That being said, can I implore you to look up how follicles work?

Because Dr. Huang breezed over some stuff in that first exam, and now every dumb thirty-two-year-old watching this is going to run out and try to get jacked by an NBA forward. At the very end of his extremely educational info session with Khloe, using Starbursts to represent egg production, he slides in there that being on the pill for as long as she has may have suppressed her follicle production. Um, yeah? And, when she goes off the pill and returns for another exam, she has a zillion, so...? Listen to me: it's good to be informed, and this show will inform you only of the emptiness in your soul, so if you want to get real information on this very important subject, don't try to glean it from this bamboozlement. /EYEROLL.


Are we worried about Tristan Thompson?

I know he's a multi-millionaire and could potentially be an NBA Champion (again) here in a minute (they're not the favorites, but basketball is a beguiling mistress never to be trusted). Still, I feel for this Jamaican-Canadian! He's twenty-six. Khloe's thirty-two, which is not that much older, but she's lived so many lifetimes in this very messed up family that she's actually more like seventy-two going on thirteen. If he's ever watched TV, what would be his motivation for sticking his hand in this blender? And you know I'm sick, because the little flashes we've seen of them together make Tristan and Khloe seem very happy. I mean, they seem dumb, but happy, and I can't wish unhappiness on anyone, really, so good for them.

Can Kourtney and Rob just...go?

I would rather watch any of the rest of them do anything than listen to these two cheese graters -- the family's only college graduates! -- say or do squat ever again. (Did y'all know Kourtney graduated from the U of Arizona with a degree in theater arts? Are you dying? My God, imagine Kourtney Kardashian in, say, a William Inge play....)


So, Rob doesn't want a birthday party, for whatever reason, and it feels like the one smart decision he's made in a WHILE, but y'all know they have that balloon company on contract, and who wants to see Insta posts of Kylie in a (plagiarized) bikini sweatsuit merely wishing Rob an HBD? A party must, obviously, be had.
========================================
• **Work to complete**:
1/ List every person mentioned by name in the recap.
2/ Write out everything in the recap from "That being said, can" down to "about Tristan Thompson?".
3/ According to the recap, what degree did Kourtney earn, and from which school?
The rows that follow come from a separate source and are not part of the recap.
========================================
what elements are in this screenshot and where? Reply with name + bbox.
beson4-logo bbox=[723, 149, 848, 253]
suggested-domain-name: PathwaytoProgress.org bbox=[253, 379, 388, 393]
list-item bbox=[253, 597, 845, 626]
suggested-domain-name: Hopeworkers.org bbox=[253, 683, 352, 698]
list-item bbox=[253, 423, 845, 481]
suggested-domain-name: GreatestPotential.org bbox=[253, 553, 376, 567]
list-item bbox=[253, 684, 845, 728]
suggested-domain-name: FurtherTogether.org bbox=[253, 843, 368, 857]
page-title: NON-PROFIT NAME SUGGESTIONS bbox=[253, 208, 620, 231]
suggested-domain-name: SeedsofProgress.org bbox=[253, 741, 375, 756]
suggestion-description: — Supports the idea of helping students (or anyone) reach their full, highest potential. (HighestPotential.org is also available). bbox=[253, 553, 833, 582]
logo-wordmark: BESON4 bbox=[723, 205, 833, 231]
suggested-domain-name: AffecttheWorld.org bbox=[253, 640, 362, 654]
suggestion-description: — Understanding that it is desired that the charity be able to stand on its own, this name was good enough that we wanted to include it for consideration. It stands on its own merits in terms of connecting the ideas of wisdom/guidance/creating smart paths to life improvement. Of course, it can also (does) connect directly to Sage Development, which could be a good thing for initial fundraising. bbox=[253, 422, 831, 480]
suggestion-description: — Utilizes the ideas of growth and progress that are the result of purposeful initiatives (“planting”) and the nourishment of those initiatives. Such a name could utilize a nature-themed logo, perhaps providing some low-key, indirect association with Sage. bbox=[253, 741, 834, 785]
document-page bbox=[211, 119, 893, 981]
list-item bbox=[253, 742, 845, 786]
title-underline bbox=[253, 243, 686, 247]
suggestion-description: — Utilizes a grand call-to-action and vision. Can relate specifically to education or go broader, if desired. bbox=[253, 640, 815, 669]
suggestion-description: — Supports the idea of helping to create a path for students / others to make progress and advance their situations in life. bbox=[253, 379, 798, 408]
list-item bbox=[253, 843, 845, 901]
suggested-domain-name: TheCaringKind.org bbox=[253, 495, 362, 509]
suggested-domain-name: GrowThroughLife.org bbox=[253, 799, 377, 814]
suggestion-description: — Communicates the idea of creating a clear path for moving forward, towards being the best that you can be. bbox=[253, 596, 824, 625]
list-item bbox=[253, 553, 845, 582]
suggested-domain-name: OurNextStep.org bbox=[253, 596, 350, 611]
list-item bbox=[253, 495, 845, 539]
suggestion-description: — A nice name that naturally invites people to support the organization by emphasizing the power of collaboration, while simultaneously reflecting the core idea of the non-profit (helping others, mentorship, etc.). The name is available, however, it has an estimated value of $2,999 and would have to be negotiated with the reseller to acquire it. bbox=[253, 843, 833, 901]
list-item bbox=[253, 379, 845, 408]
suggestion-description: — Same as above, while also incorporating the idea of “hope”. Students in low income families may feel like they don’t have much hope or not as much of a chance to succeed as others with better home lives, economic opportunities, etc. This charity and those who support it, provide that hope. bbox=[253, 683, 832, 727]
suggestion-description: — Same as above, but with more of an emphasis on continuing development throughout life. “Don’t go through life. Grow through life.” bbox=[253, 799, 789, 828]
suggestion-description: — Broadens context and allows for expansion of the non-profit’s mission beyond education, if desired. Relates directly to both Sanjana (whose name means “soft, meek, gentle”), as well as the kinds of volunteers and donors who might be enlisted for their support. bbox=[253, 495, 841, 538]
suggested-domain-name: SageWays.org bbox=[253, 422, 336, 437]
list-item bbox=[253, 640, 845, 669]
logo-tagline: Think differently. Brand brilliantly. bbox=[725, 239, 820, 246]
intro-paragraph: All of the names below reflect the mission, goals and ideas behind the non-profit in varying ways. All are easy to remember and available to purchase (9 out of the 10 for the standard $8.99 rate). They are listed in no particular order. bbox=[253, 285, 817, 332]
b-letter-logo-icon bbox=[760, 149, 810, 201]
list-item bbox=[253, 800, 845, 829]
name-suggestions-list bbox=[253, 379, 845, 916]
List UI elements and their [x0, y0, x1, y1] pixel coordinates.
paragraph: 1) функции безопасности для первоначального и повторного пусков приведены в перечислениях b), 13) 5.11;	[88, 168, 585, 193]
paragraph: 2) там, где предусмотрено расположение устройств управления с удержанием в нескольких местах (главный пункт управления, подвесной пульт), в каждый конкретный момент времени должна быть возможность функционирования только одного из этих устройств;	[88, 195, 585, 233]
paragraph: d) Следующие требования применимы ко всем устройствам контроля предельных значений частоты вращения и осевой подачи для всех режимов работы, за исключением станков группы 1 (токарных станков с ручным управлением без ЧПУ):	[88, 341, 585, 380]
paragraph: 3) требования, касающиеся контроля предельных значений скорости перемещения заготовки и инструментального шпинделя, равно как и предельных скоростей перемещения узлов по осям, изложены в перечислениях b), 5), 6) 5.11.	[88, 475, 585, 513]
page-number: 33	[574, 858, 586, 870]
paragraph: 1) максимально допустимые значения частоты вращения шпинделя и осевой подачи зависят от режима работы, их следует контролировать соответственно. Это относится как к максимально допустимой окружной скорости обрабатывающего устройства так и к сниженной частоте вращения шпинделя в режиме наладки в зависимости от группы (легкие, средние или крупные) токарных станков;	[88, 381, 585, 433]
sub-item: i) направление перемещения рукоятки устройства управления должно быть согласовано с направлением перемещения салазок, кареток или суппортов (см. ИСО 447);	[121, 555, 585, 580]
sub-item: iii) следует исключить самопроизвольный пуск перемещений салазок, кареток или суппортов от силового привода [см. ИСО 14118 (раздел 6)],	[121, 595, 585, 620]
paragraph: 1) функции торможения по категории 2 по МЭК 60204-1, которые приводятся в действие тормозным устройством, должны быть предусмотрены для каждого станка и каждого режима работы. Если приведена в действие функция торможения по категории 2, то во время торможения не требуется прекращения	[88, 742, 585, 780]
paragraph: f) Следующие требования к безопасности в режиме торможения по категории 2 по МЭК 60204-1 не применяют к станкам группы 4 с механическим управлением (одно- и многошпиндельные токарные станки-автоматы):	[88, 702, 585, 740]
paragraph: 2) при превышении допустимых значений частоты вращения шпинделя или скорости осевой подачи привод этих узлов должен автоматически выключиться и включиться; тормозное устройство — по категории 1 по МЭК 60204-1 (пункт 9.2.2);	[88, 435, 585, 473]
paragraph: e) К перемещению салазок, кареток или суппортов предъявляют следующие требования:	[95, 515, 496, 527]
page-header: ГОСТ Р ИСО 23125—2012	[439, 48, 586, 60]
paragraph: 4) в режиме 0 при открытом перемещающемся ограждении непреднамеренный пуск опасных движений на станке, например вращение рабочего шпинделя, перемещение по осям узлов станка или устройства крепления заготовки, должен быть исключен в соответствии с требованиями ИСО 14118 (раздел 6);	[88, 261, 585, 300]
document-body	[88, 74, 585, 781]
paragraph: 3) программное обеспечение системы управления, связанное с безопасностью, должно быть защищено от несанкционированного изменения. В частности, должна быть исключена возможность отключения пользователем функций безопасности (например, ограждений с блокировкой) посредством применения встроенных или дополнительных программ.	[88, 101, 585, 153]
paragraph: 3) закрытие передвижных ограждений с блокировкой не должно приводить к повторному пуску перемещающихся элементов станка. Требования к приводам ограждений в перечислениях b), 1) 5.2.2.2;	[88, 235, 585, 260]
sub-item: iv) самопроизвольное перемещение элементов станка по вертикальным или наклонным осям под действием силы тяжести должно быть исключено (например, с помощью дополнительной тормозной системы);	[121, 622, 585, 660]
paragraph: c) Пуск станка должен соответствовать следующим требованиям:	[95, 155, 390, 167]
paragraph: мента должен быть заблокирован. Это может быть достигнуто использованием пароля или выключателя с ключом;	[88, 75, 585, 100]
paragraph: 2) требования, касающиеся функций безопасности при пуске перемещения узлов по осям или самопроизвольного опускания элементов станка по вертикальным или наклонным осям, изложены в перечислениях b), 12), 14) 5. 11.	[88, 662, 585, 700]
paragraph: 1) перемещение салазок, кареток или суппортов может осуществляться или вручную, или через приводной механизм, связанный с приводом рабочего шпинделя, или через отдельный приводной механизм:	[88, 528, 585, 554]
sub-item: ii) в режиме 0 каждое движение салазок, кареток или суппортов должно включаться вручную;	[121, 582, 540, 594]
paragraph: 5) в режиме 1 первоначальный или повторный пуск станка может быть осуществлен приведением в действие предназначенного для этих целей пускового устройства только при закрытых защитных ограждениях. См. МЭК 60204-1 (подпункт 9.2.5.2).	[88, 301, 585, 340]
========================================
• **Solved tasks**:
1/ Dr. Huang, Khloe, Tristan Thompson, Kourtney Kardashian, Rob, Kylie, William Inge

2/
That being said, can I implore you to look up how follicles work?

Because Dr. Huang breezed over some stuff in that first exam, and now every dumb thirty-two-year-old watching this is going to run out and try to get jacked by an NBA forward. At the very end of his extremely educational info session with Khloe, using Starbursts to represent egg production, he slides in there that being on the pill for as long as she has may have suppressed her follicle production. Um, yeah? And, when she goes off the pill and returns for another exam, she has a zillion, so...? Listen to me: it's good to be informed, and this show will inform you only of the emptiness in your soul, so if you want to get real information on this very important subject, don't try to glean it from this bamboozlement. /EYEROLL.


Are we worried about Tristan Thompson?

3/ She earned a degree in theater arts from the U of Arizona.